WORK TO DO | Each entry here needs to be set down again exactly, please; pictures are left out.

Saved data entries
-- begin --

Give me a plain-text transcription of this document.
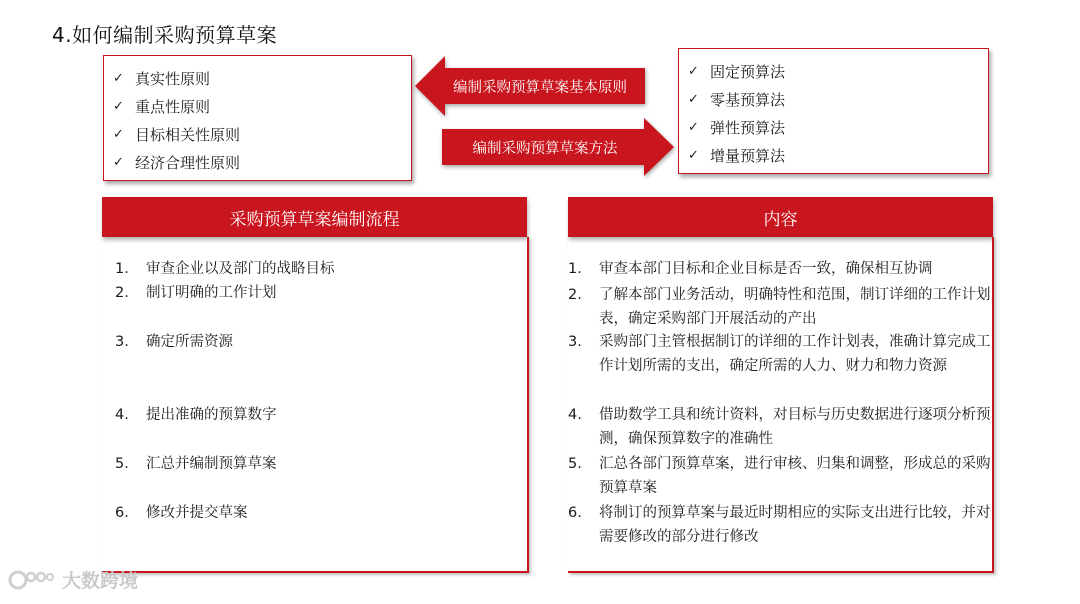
4.如何编制采购预算草案
✓ 真实性原则
✓ 重点性原则
✓ 目标相关性原则
✓ 经济合理性原则
✓ 固定预算法
✓ 零基预算法
✓ 弹性预算法
✓ 增量预算法
编制采购预算草案基本原则
编制采购预算草案方法
采购预算草案编制流程	内容
1. 审查企业以及部门的战略目标
2. 制订明确的工作计划
3. 确定所需资源
4. 提出准确的预算数字
5. 汇总并编制预算草案
6. 修改并提交草案
1. 审查本部门目标和企业目标是否一致，确保相互协调
2. 了解本部门业务活动，明确特性和范围，制订详细的工作计划表，确定采购部门开展活动的产出
3. 采购部门主管根据制订的详细的工作计划表，准确计算完成工作计划所需的支出，确定所需的人力、财力和物力资源
4. 借助数学工具和统计资料，对目标与历史数据进行逐项分析预测，确保预算数字的准确性
5. 汇总各部门预算草案，进行审核、归集和调整，形成总的采购预算草案
6. 将制订的预算草案与最近时期相应的实际支出进行比较，并对需要修改的部分进行修改
大数跨境
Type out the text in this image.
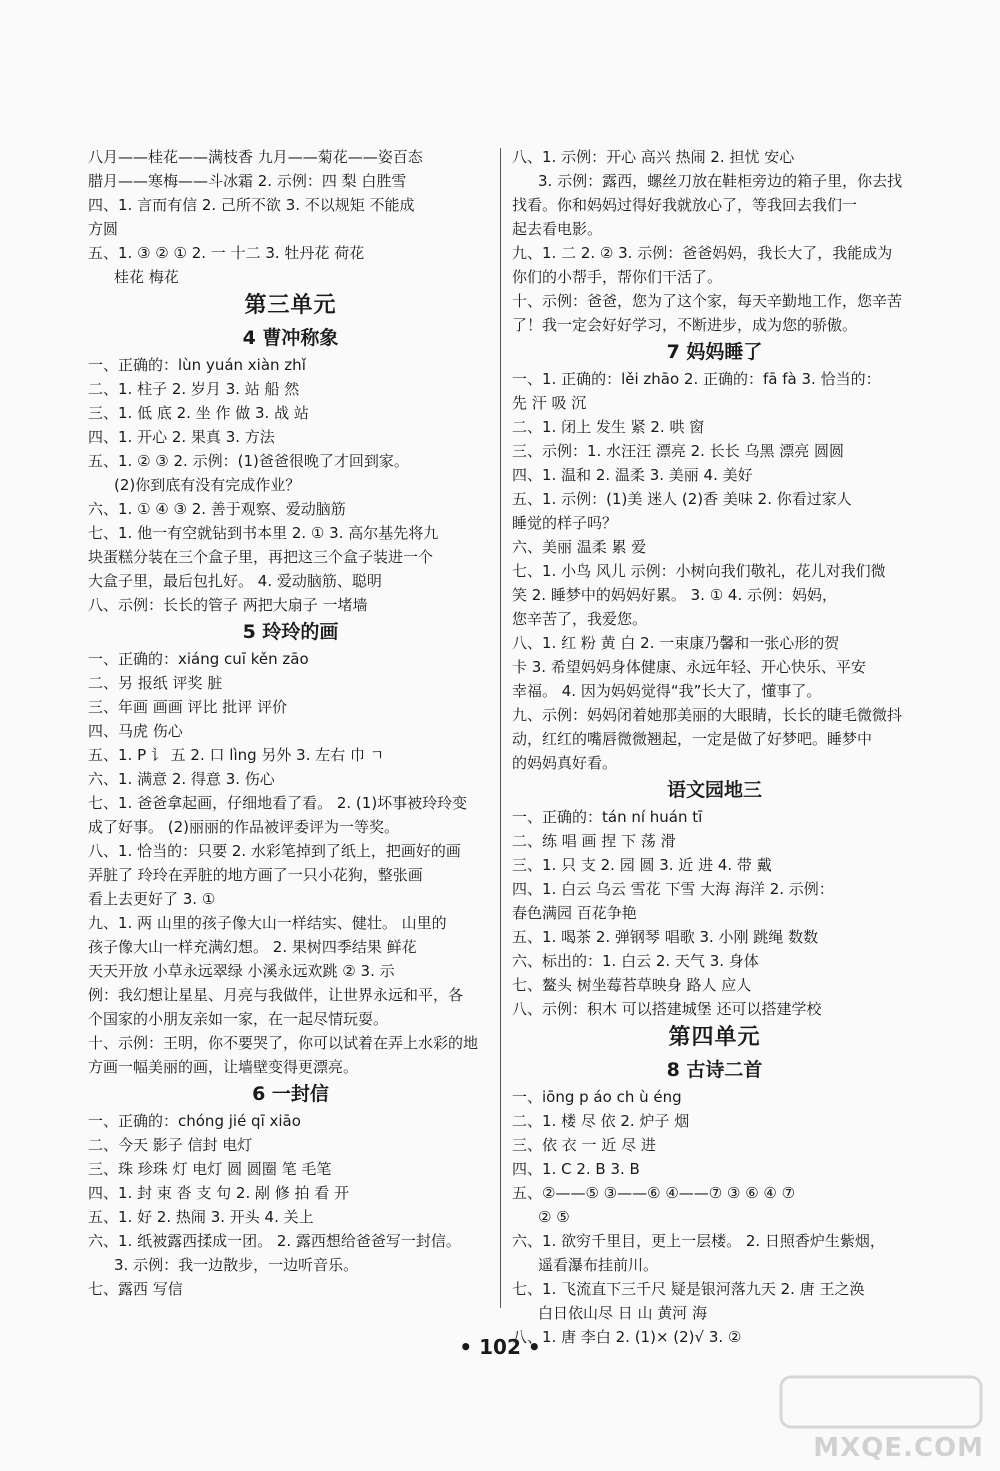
八月——桂花——满枝香 九月——菊花——姿百态
腊月——寒梅——斗冰霜 2. 示例：四 梨 白胜雪
四、1. 言而有信 2. 己所不欲 3. 不以规矩 不能成
方圆
五、1. ③ ② ① 2. 一 十二 3. 牡丹花 荷花
桂花 梅花
第三单元
4 曹冲称象
一、正确的：lùn yuán xiàn zhǐ
二、1. 柱子 2. 岁月 3. 站 船 然
三、1. 低 底 2. 坐 作 做 3. 战 站
四、1. 开心 2. 果真 3. 方法
五、1. ② ③ 2. 示例：(1)爸爸很晚了才回到家。
(2)你到底有没有完成作业？
六、1. ① ④ ③ 2. 善于观察、爱动脑筋
七、1. 他一有空就钻到书本里 2. ① 3. 高尔基先将九
块蛋糕分装在三个盒子里，再把这三个盒子装进一个
大盒子里，最后包扎好。 4. 爱动脑筋、聪明
八、示例：长长的管子 两把大扇子 一堵墙
5 玲玲的画
一、正确的：xiáng cuī kěn zāo
二、另 报纸 评奖 脏
三、年画 画画 评比 批评 评价
四、马虎 伤心
五、1. P 讠 五 2. 口 lìng 另外 3. 左右 巾 ㄱ
六、1. 满意 2. 得意 3. 伤心
七、1. 爸爸拿起画，仔细地看了看。 2. (1)坏事被玲玲变
成了好事。 (2)丽丽的作品被评委评为一等奖。
八、1. 恰当的：只要 2. 水彩笔掉到了纸上，把画好的画
弄脏了 玲玲在弄脏的地方画了一只小花狗，整张画
看上去更好了 3. ①
九、1. 两 山里的孩子像大山一样结实、健壮。 山里的
孩子像大山一样充满幻想。 2. 果树四季结果 鲜花
天天开放 小草永远翠绿 小溪永远欢跳 ② 3. 示
例：我幻想让星星、月亮与我做伴，让世界永远和平，各
个国家的小朋友亲如一家，在一起尽情玩耍。
十、示例：王明，你不要哭了，你可以试着在弄上水彩的地
方画一幅美丽的画，让墙壁变得更漂亮。
6 一封信
一、正确的：chóng jié qī xiāo
二、今天 影子 信封 电灯
三、珠 珍珠 灯 电灯 圆 圆圈 笔 毛笔
四、1. 封 束 沓 支 句 2. 剐 修 拍 看 开
五、1. 好 2. 热闹 3. 开头 4. 关上
六、1. 纸被露西揉成一团。 2. 露西想给爸爸写一封信。
3. 示例：我一边散步，一边听音乐。
七、露西 写信
八、1. 示例：开心 高兴 热闹 2. 担忧 安心
3. 示例：露西，螺丝刀放在鞋柜旁边的箱子里，你去找
找看。你和妈妈过得好我就放心了，等我回去我们一
起去看电影。
九、1. 二 2. ② 3. 示例：爸爸妈妈，我长大了，我能成为
你们的小帮手，帮你们干活了。
十、示例：爸爸，您为了这个家，每天辛勤地工作，您辛苦
了！我一定会好好学习，不断进步，成为您的骄傲。
7 妈妈睡了
一、1. 正确的：lěi zhāo 2. 正确的：fā fà 3. 恰当的：
先 汗 吸 沉
二、1. 闭上 发生 紧 2. 哄 窗
三、示例：1. 水汪汪 漂亮 2. 长长 乌黑 漂亮 圆圆
四、1. 温和 2. 温柔 3. 美丽 4. 美好
五、1. 示例：(1)美 迷人 (2)香 美味 2. 你看过家人
睡觉的样子吗？
六、美丽 温柔 累 爱
七、1. 小鸟 风儿 示例：小树向我们敬礼，花儿对我们微
笑 2. 睡梦中的妈妈好累。 3. ① 4. 示例：妈妈，
您辛苦了，我爱您。
八、1. 红 粉 黄 白 2. 一束康乃馨和一张心形的贺
卡 3. 希望妈妈身体健康、永远年轻、开心快乐、平安
幸福。 4. 因为妈妈觉得“我”长大了，懂事了。
九、示例：妈妈闭着她那美丽的大眼睛，长长的睫毛微微抖
动，红红的嘴唇微微翘起，一定是做了好梦吧。睡梦中
的妈妈真好看。
语文园地三
一、正确的：tán ní huán tī
二、练 唱 画 捏 下 荡 滑
三、1. 只 支 2. 园 圆 3. 近 进 4. 带 戴
四、1. 白云 乌云 雪花 下雪 大海 海洋 2. 示例：
春色满园 百花争艳
五、1. 喝茶 2. 弹钢琴 唱歌 3. 小刚 跳绳 数数
六、标出的：1. 白云 2. 天气 3. 身体
七、鳌头 树坐莓苔草映身 路人 应人
八、示例：积木 可以搭建城堡 还可以搭建学校
第四单元
8 古诗二首
一、iōng p áo ch ù éng
二、1. 楼 尽 依 2. 炉子 烟
三、依 衣 一 近 尽 进
四、1. C 2. B 3. B
五、②——⑤ ③——⑥ ④——⑦ ③ ⑥ ④ ⑦
② ⑤
六、1. 欲穷千里目，更上一层楼。 2. 日照香炉生紫烟，
遥看瀑布挂前川。
七、1. 飞流直下三千尺 疑是银河落九天 2. 唐 王之涣
白日依山尽 日 山 黄河 海
八、1. 唐 李白 2. (1)× (2)√ 3. ②
• 102 •
MXQE.COM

-- end --

SOLUTION |
Give me a plain-text transcription of this document.
4.如何编制采购预算草案
✓ 真实性原则
✓ 重点性原则
✓ 目标相关性原则
✓ 经济合理性原则
✓ 固定预算法
✓ 零基预算法
✓ 弹性预算法
✓ 增量预算法
编制采购预算草案基本原则
编制采购预算草案方法
采购预算草案编制流程	内容
1. 审查企业以及部门的战略目标
2. 制订明确的工作计划
3. 确定所需资源
4. 提出准确的预算数字
5. 汇总并编制预算草案
6. 修改并提交草案
1. 审查本部门目标和企业目标是否一致，确保相互协调
2. 了解本部门业务活动，明确特性和范围，制订详细的工作计划表，确定采购部门开展活动的产出
3. 采购部门主管根据制订的详细的工作计划表，准确计算完成工作计划所需的支出，确定所需的人力、财力和物力资源
4. 借助数学工具和统计资料，对目标与历史数据进行逐项分析预测，确保预算数字的准确性
5. 汇总各部门预算草案，进行审核、归集和调整，形成总的采购预算草案
6. 将制订的预算草案与最近时期相应的实际支出进行比较，并对需要修改的部分进行修改
大数跨境
Type out the text in this image.
八月——桂花——满枝香 九月——菊花——姿百态
腊月——寒梅——斗冰霜 2. 示例：四 梨 白胜雪
四、1. 言而有信 2. 己所不欲 3. 不以规矩 不能成
方圆
五、1. ③ ② ① 2. 一 十二 3. 牡丹花 荷花
桂花 梅花
第三单元
4 曹冲称象
一、正确的：lùn yuán xiàn zhǐ
二、1. 柱子 2. 岁月 3. 站 船 然
三、1. 低 底 2. 坐 作 做 3. 战 站
四、1. 开心 2. 果真 3. 方法
五、1. ② ③ 2. 示例：(1)爸爸很晚了才回到家。
(2)你到底有没有完成作业？
六、1. ① ④ ③ 2. 善于观察、爱动脑筋
七、1. 他一有空就钻到书本里 2. ① 3. 高尔基先将九
块蛋糕分装在三个盒子里，再把这三个盒子装进一个
大盒子里，最后包扎好。 4. 爱动脑筋、聪明
八、示例：长长的管子 两把大扇子 一堵墙
5 玲玲的画
一、正确的：xiáng cuī kěn zāo
二、另 报纸 评奖 脏
三、年画 画画 评比 批评 评价
四、马虎 伤心
五、1. P 讠 五 2. 口 lìng 另外 3. 左右 巾 ㄱ
六、1. 满意 2. 得意 3. 伤心
七、1. 爸爸拿起画，仔细地看了看。 2. (1)坏事被玲玲变
成了好事。 (2)丽丽的作品被评委评为一等奖。
八、1. 恰当的：只要 2. 水彩笔掉到了纸上，把画好的画
弄脏了 玲玲在弄脏的地方画了一只小花狗，整张画
看上去更好了 3. ①
九、1. 两 山里的孩子像大山一样结实、健壮。 山里的
孩子像大山一样充满幻想。 2. 果树四季结果 鲜花
天天开放 小草永远翠绿 小溪永远欢跳 ② 3. 示
例：我幻想让星星、月亮与我做伴，让世界永远和平，各
个国家的小朋友亲如一家，在一起尽情玩耍。
十、示例：王明，你不要哭了，你可以试着在弄上水彩的地
方画一幅美丽的画，让墙壁变得更漂亮。
6 一封信
一、正确的：chóng jié qī xiāo
二、今天 影子 信封 电灯
三、珠 珍珠 灯 电灯 圆 圆圈 笔 毛笔
四、1. 封 束 沓 支 句 2. 剐 修 拍 看 开
五、1. 好 2. 热闹 3. 开头 4. 关上
六、1. 纸被露西揉成一团。 2. 露西想给爸爸写一封信。
3. 示例：我一边散步，一边听音乐。
七、露西 写信
八、1. 示例：开心 高兴 热闹 2. 担忧 安心
3. 示例：露西，螺丝刀放在鞋柜旁边的箱子里，你去找
找看。你和妈妈过得好我就放心了，等我回去我们一
起去看电影。
九、1. 二 2. ② 3. 示例：爸爸妈妈，我长大了，我能成为
你们的小帮手，帮你们干活了。
十、示例：爸爸，您为了这个家，每天辛勤地工作，您辛苦
了！我一定会好好学习，不断进步，成为您的骄傲。
7 妈妈睡了
一、1. 正确的：lěi zhāo 2. 正确的：fā fà 3. 恰当的：
先 汗 吸 沉
二、1. 闭上 发生 紧 2. 哄 窗
三、示例：1. 水汪汪 漂亮 2. 长长 乌黑 漂亮 圆圆
四、1. 温和 2. 温柔 3. 美丽 4. 美好
五、1. 示例：(1)美 迷人 (2)香 美味 2. 你看过家人
睡觉的样子吗？
六、美丽 温柔 累 爱
七、1. 小鸟 风儿 示例：小树向我们敬礼，花儿对我们微
笑 2. 睡梦中的妈妈好累。 3. ① 4. 示例：妈妈，
您辛苦了，我爱您。
八、1. 红 粉 黄 白 2. 一束康乃馨和一张心形的贺
卡 3. 希望妈妈身体健康、永远年轻、开心快乐、平安
幸福。 4. 因为妈妈觉得“我”长大了，懂事了。
九、示例：妈妈闭着她那美丽的大眼睛，长长的睫毛微微抖
动，红红的嘴唇微微翘起，一定是做了好梦吧。睡梦中
的妈妈真好看。
语文园地三
一、正确的：tán ní huán tī
二、练 唱 画 捏 下 荡 滑
三、1. 只 支 2. 园 圆 3. 近 进 4. 带 戴
四、1. 白云 乌云 雪花 下雪 大海 海洋 2. 示例：
春色满园 百花争艳
五、1. 喝茶 2. 弹钢琴 唱歌 3. 小刚 跳绳 数数
六、标出的：1. 白云 2. 天气 3. 身体
七、鳌头 树坐莓苔草映身 路人 应人
八、示例：积木 可以搭建城堡 还可以搭建学校
第四单元
8 古诗二首
一、iōng p áo ch ù éng
二、1. 楼 尽 依 2. 炉子 烟
三、依 衣 一 近 尽 进
四、1. C 2. B 3. B
五、②——⑤ ③——⑥ ④——⑦ ③ ⑥ ④ ⑦
② ⑤
六、1. 欲穷千里目，更上一层楼。 2. 日照香炉生紫烟，
遥看瀑布挂前川。
七、1. 飞流直下三千尺 疑是银河落九天 2. 唐 王之涣
白日依山尽 日 山 黄河 海
八、1. 唐 李白 2. (1)× (2)√ 3. ②
• 102 •
MXQE.COM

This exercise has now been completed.